#### What the task asks
Scan the data below for the string "this". Copy every line where it appears.

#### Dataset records
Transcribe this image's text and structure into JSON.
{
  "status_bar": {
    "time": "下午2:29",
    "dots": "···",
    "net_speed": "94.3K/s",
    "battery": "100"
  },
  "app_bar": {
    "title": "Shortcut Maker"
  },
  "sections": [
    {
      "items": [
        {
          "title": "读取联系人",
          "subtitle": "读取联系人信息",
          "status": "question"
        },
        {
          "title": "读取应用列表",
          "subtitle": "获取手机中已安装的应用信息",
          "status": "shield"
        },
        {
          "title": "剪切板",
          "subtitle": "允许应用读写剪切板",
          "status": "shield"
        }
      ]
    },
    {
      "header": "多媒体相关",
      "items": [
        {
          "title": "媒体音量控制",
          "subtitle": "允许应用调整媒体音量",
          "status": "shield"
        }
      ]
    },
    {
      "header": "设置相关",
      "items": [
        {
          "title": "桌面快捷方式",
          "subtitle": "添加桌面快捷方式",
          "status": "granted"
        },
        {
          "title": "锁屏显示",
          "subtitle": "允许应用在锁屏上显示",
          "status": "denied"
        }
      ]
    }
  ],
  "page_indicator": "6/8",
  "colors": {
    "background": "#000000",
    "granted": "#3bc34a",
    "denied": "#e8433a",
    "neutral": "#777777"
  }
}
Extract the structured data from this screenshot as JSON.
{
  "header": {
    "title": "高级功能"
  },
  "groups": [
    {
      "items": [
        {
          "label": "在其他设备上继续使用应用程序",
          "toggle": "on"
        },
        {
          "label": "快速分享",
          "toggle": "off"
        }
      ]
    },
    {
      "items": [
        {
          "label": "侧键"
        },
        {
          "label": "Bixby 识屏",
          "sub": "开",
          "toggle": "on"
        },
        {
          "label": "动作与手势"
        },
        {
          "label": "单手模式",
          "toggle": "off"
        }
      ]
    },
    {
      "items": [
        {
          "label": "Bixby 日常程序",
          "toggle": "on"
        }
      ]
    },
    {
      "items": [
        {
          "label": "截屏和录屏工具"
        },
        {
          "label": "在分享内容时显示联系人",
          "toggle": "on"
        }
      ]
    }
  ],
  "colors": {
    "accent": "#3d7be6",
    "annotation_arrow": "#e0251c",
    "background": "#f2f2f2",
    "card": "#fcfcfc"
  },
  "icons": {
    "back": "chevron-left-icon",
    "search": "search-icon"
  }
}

==

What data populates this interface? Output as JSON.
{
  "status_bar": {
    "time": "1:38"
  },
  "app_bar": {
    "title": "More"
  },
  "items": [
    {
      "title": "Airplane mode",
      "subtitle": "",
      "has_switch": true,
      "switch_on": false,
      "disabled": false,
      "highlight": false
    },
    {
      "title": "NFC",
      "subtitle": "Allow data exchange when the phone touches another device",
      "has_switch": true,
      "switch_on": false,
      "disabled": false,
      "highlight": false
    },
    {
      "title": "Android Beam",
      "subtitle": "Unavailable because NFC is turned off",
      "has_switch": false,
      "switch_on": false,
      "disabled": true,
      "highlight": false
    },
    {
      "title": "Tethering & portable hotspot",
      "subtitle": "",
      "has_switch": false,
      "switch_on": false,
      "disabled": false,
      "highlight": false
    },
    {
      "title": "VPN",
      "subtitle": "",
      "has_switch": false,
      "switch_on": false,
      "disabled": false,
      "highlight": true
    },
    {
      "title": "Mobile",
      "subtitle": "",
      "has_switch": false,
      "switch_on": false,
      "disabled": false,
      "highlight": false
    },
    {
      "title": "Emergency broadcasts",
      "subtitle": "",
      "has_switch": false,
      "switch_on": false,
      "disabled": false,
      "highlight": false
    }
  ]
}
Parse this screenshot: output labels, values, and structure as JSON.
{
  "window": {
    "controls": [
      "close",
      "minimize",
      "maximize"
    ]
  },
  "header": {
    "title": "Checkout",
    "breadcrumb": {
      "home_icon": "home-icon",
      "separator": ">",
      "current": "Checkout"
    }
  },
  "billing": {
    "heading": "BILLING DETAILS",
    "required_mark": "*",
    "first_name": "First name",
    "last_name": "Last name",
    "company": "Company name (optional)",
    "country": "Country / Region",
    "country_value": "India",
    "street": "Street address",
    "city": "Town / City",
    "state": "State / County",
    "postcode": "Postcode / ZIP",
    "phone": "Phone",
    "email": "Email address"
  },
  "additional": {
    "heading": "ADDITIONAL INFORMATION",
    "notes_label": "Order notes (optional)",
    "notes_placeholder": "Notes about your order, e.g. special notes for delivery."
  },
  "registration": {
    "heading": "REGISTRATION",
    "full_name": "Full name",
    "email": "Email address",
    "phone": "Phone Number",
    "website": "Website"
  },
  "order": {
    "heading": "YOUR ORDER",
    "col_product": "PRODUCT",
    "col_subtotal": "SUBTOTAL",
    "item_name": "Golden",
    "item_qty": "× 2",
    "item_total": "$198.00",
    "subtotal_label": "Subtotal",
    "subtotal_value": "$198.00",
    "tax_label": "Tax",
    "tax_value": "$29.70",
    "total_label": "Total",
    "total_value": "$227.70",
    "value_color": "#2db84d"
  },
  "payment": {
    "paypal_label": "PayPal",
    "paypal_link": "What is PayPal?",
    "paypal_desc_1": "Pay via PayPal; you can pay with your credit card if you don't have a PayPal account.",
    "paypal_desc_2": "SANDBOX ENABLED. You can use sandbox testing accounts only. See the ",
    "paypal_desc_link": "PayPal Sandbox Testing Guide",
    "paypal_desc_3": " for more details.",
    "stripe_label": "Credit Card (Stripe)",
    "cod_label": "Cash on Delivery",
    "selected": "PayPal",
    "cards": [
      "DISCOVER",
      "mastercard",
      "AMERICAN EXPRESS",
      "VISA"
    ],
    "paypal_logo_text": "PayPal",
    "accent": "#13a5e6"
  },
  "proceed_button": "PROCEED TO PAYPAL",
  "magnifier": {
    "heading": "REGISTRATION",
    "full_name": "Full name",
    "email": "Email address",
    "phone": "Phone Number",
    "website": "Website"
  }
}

#### The result
Transcribe this image's text and structure into JSON.
Extract the structured data from this screenshot as JSON.
What data populates this interface? Output as JSON.
Parse this screenshot: output labels, values, and structure as JSON.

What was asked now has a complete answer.